課題の内容
提供された文章によると、ルニットはどのようなソフトウェアを開発している企業ですか。

提供された文章
-.-.-
人工知能を利用した医療診断ソフトウェアについて説明するルニットの徐杋錫代表=キム・シュンジュ
[ソウル=チョン・ジュリ、イ・ギョンミ]
コリアネットは2019年を迎え、様々な分野で韓国の革新成長をリードする企業を直接訪れ、革新成長の現状について連載する。第3弾として、革新成長における主なエンジンと言える人工知能(AI0技術で医療革新を目指す企業「ルニット(Lunit)」を紹介する。
咳が止まらなくて病院を訪れた患者がいる。患者が医者に自分の症状を説明し、レントゲンを撮る。医者はレントゲン写真を見て、病気が疑われる場合はCT検査などを追加的に行う。そこでもし、AIがレントゲン撮影の段階で、人間には見えない微妙な異常症状をキャッチすることができるなら、病気の早期診断の可能性が高くなるだろう。ここに注目した韓国企業がある。AIアルゴリズムで医療映像から医学的特徴を発見し、医者がさらに正確な診断を行えるよう、医療映像検出補助ソフトウェアを開発する企業「ルニット」だ。
-.-.-
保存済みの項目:
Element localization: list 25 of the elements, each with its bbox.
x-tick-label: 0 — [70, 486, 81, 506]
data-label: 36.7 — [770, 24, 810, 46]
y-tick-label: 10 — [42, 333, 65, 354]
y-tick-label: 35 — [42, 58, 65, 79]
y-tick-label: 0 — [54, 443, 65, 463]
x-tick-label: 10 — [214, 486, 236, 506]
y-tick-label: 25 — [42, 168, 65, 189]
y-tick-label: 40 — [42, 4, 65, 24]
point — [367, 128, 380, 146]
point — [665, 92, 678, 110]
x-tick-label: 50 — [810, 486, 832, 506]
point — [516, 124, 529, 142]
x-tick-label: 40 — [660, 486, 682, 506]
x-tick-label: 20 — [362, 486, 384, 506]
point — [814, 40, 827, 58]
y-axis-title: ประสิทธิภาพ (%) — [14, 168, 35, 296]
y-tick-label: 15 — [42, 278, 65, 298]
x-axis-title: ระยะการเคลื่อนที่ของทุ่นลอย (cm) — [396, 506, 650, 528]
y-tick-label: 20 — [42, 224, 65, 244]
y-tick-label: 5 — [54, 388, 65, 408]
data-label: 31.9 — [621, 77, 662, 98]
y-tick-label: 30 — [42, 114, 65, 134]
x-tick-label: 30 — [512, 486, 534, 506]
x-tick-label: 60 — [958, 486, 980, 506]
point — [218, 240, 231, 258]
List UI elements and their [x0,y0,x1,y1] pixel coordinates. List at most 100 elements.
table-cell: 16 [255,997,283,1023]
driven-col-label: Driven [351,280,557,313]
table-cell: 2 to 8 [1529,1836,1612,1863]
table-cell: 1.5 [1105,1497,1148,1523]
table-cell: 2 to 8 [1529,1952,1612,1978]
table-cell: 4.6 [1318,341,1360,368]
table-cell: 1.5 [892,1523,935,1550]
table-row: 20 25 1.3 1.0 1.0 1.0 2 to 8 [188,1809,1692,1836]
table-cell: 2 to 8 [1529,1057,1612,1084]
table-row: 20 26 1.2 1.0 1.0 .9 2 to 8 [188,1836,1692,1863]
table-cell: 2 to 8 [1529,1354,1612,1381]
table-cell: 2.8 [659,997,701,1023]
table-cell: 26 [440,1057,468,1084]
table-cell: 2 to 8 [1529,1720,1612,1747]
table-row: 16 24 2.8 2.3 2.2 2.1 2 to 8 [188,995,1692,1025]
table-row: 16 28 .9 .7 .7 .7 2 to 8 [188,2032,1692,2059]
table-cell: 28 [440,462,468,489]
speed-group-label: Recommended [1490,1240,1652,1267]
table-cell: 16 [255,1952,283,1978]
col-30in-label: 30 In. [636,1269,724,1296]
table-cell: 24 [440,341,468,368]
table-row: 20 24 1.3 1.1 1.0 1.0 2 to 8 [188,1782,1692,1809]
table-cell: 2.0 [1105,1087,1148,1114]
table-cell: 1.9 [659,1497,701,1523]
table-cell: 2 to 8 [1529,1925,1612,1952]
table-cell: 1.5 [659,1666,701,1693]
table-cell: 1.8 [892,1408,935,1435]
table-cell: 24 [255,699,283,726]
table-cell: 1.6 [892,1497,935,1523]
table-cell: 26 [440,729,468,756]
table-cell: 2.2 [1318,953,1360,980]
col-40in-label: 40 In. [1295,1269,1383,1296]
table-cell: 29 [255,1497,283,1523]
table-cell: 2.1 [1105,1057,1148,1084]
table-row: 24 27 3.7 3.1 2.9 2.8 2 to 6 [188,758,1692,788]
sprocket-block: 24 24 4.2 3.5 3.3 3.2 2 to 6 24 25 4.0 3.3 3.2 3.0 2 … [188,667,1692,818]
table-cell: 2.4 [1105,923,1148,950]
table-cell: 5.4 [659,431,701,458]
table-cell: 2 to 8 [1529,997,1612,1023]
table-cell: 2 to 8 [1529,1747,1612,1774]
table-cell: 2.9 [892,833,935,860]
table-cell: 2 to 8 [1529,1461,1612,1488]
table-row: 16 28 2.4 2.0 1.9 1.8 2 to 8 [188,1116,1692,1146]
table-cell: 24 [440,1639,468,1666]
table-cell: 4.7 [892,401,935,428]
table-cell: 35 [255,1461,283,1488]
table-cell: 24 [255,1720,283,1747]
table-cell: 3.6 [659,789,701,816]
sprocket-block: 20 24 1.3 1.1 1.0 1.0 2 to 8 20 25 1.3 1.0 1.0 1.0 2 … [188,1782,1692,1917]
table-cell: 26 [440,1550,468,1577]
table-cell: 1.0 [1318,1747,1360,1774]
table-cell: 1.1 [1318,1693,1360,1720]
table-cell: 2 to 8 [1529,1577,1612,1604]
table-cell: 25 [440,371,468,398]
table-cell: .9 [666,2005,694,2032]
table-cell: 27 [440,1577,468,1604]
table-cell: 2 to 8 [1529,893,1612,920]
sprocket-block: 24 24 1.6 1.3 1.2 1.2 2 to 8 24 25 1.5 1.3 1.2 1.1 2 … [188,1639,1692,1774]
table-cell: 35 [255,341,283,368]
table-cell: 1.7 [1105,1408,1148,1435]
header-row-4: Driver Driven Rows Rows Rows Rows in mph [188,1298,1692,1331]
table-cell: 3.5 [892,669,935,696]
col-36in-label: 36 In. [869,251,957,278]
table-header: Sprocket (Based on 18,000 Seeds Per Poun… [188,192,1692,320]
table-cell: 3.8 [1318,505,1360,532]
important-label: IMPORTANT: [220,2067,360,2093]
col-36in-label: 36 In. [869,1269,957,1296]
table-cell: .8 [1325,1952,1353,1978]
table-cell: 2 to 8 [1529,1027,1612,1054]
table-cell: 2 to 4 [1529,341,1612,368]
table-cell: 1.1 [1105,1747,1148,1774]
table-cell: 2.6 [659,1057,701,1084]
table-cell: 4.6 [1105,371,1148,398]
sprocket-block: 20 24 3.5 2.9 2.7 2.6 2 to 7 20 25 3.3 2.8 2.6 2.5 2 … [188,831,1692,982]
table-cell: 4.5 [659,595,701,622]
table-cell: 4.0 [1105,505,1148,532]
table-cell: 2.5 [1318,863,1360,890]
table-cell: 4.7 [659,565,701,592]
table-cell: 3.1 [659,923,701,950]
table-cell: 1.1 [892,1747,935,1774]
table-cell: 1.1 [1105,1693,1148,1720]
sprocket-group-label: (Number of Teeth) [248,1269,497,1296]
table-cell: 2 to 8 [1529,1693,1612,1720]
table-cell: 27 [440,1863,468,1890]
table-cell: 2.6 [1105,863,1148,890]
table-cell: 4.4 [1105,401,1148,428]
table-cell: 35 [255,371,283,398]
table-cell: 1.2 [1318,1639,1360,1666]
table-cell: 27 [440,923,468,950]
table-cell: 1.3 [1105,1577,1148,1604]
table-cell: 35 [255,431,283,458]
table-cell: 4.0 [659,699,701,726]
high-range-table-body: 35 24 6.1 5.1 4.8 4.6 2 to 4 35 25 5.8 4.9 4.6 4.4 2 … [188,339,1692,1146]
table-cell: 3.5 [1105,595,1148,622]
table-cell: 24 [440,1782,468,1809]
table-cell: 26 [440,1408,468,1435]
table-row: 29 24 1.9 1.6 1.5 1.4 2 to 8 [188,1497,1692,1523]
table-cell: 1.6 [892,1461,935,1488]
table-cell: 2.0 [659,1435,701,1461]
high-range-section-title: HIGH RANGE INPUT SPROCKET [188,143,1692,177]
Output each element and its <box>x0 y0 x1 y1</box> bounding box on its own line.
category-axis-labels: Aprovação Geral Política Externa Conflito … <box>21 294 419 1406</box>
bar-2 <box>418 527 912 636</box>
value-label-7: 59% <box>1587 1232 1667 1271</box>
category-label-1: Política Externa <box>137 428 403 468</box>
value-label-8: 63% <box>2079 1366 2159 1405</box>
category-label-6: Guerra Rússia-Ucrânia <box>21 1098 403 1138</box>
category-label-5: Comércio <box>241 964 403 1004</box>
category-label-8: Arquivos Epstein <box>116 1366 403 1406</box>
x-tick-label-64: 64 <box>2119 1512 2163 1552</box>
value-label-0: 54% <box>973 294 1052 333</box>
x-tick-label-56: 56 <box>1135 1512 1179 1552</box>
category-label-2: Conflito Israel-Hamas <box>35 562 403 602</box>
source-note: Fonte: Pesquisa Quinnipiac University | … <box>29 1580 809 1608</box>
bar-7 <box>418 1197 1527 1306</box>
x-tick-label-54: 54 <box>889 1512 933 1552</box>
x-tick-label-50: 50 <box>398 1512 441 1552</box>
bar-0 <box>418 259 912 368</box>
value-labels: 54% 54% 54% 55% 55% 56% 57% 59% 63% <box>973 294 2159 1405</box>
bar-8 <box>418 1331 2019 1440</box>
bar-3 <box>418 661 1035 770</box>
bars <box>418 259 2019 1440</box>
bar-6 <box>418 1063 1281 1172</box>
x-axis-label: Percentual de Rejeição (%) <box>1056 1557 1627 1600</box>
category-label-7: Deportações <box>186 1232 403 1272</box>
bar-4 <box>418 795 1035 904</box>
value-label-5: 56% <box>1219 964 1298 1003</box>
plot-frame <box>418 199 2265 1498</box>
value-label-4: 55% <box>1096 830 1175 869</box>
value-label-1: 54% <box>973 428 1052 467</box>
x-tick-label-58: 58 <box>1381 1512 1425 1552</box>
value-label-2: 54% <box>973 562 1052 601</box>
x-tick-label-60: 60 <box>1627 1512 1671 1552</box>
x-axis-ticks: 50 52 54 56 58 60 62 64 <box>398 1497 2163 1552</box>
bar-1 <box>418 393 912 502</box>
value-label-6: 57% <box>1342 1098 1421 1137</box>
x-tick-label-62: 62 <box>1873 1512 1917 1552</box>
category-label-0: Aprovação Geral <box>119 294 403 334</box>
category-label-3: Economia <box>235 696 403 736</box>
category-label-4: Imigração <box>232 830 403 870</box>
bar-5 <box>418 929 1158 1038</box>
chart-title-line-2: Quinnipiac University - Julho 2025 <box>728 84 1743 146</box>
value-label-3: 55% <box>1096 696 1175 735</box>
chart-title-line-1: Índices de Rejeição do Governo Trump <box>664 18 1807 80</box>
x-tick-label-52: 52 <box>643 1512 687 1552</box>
-.-.-
あなたの回答
医療映像検出補助ソフトウェアを開発している企業です。